» Work to complete:
Give the data a second time, exactly and in full.

────────────────

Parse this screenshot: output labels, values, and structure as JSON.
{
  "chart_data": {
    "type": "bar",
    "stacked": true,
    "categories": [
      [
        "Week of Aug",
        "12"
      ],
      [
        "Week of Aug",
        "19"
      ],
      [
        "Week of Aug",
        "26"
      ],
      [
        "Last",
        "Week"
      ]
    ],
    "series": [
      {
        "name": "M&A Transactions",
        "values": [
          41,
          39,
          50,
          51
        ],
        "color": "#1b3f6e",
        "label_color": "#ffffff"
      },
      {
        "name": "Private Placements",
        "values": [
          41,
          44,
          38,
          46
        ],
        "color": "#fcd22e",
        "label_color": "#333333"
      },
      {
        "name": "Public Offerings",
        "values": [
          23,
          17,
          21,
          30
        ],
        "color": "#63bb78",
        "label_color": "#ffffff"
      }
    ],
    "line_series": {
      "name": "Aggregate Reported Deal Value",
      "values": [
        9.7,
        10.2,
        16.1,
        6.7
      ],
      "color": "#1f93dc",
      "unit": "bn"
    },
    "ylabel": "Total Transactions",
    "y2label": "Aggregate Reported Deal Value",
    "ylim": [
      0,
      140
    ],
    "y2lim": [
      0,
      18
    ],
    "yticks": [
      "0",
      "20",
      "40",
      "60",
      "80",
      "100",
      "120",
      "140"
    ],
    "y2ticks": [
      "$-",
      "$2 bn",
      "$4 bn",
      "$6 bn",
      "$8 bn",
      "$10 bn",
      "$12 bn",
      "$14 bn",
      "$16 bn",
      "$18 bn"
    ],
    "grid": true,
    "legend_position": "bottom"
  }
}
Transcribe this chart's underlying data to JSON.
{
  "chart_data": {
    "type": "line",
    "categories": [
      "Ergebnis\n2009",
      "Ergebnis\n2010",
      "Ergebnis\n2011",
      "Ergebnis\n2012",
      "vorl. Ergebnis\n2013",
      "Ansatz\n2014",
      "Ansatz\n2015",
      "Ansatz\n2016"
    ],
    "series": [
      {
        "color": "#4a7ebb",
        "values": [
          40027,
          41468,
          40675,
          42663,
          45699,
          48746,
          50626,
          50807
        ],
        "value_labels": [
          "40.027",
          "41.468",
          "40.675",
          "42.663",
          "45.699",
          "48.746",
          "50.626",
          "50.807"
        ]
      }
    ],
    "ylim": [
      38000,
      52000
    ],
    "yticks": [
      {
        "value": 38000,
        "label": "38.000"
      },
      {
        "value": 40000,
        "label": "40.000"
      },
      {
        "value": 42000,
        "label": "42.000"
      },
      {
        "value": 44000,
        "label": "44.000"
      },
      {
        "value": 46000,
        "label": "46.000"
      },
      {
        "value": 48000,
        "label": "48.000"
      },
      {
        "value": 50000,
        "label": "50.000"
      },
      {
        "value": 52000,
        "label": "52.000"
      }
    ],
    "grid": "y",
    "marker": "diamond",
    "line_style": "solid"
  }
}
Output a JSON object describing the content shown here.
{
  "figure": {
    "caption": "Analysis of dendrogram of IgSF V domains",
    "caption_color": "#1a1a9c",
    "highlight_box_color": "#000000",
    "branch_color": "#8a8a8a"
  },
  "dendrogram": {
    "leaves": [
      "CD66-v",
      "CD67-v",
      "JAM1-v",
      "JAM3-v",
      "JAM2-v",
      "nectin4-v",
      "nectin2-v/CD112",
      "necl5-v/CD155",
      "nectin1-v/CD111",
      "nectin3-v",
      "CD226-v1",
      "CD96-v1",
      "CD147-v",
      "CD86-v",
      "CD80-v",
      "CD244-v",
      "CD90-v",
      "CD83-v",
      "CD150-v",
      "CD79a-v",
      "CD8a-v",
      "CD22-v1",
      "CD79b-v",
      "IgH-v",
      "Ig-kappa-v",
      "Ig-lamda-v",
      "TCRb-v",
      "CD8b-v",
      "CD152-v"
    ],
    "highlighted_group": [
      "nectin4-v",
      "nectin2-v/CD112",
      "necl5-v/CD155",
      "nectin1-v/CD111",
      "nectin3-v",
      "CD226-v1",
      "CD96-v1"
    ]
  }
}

────────────────

» Written solution:
Parse this screenshot: output labels, values, and structure as JSON.
{
  "chart_data": {
    "type": "bar",
    "stacked": true,
    "categories": [
      [
        "Week of Aug",
        "12"
      ],
      [
        "Week of Aug",
        "19"
      ],
      [
        "Week of Aug",
        "26"
      ],
      [
        "Last",
        "Week"
      ]
    ],
    "series": [
      {
        "name": "M&A Transactions",
        "values": [
          41,
          39,
          50,
          51
        ],
        "color": "#1b3f6e",
        "label_color": "#ffffff"
      },
      {
        "name": "Private Placements",
        "values": [
          41,
          44,
          38,
          46
        ],
        "color": "#fcd22e",
        "label_color": "#333333"
      },
      {
        "name": "Public Offerings",
        "values": [
          23,
          17,
          21,
          30
        ],
        "color": "#63bb78",
        "label_color": "#ffffff"
      }
    ],
    "line_series": {
      "name": "Aggregate Reported Deal Value",
      "values": [
        9.7,
        10.2,
        16.1,
        6.7
      ],
      "color": "#1f93dc",
      "unit": "bn"
    },
    "ylabel": "Total Transactions",
    "y2label": "Aggregate Reported Deal Value",
    "ylim": [
      0,
      140
    ],
    "y2lim": [
      0,
      18
    ],
    "yticks": [
      "0",
      "20",
      "40",
      "60",
      "80",
      "100",
      "120",
      "140"
    ],
    "y2ticks": [
      "$-",
      "$2 bn",
      "$4 bn",
      "$6 bn",
      "$8 bn",
      "$10 bn",
      "$12 bn",
      "$14 bn",
      "$16 bn",
      "$18 bn"
    ],
    "grid": true,
    "legend_position": "bottom"
  }
}
Transcribe this chart's underlying data to JSON.
{
  "chart_data": {
    "type": "line",
    "categories": [
      "Ergebnis\n2009",
      "Ergebnis\n2010",
      "Ergebnis\n2011",
      "Ergebnis\n2012",
      "vorl. Ergebnis\n2013",
      "Ansatz\n2014",
      "Ansatz\n2015",
      "Ansatz\n2016"
    ],
    "series": [
      {
        "color": "#4a7ebb",
        "values": [
          40027,
          41468,
          40675,
          42663,
          45699,
          48746,
          50626,
          50807
        ],
        "value_labels": [
          "40.027",
          "41.468",
          "40.675",
          "42.663",
          "45.699",
          "48.746",
          "50.626",
          "50.807"
        ]
      }
    ],
    "ylim": [
      38000,
      52000
    ],
    "yticks": [
      {
        "value": 38000,
        "label": "38.000"
      },
      {
        "value": 40000,
        "label": "40.000"
      },
      {
        "value": 42000,
        "label": "42.000"
      },
      {
        "value": 44000,
        "label": "44.000"
      },
      {
        "value": 46000,
        "label": "46.000"
      },
      {
        "value": 48000,
        "label": "48.000"
      },
      {
        "value": 50000,
        "label": "50.000"
      },
      {
        "value": 52000,
        "label": "52.000"
      }
    ],
    "grid": "y",
    "marker": "diamond",
    "line_style": "solid"
  }
}
Output a JSON object describing the content shown here.
{
  "figure": {
    "caption": "Analysis of dendrogram of IgSF V domains",
    "caption_color": "#1a1a9c",
    "highlight_box_color": "#000000",
    "branch_color": "#8a8a8a"
  },
  "dendrogram": {
    "leaves": [
      "CD66-v",
      "CD67-v",
      "JAM1-v",
      "JAM3-v",
      "JAM2-v",
      "nectin4-v",
      "nectin2-v/CD112",
      "necl5-v/CD155",
      "nectin1-v/CD111",
      "nectin3-v",
      "CD226-v1",
      "CD96-v1",
      "CD147-v",
      "CD86-v",
      "CD80-v",
      "CD244-v",
      "CD90-v",
      "CD83-v",
      "CD150-v",
      "CD79a-v",
      "CD8a-v",
      "CD22-v1",
      "CD79b-v",
      "IgH-v",
      "Ig-kappa-v",
      "Ig-lamda-v",
      "TCRb-v",
      "CD8b-v",
      "CD152-v"
    ],
    "highlighted_group": [
      "nectin4-v",
      "nectin2-v/CD112",
      "necl5-v/CD155",
      "nectin1-v/CD111",
      "nectin3-v",
      "CD226-v1",
      "CD96-v1"
    ]
  }
}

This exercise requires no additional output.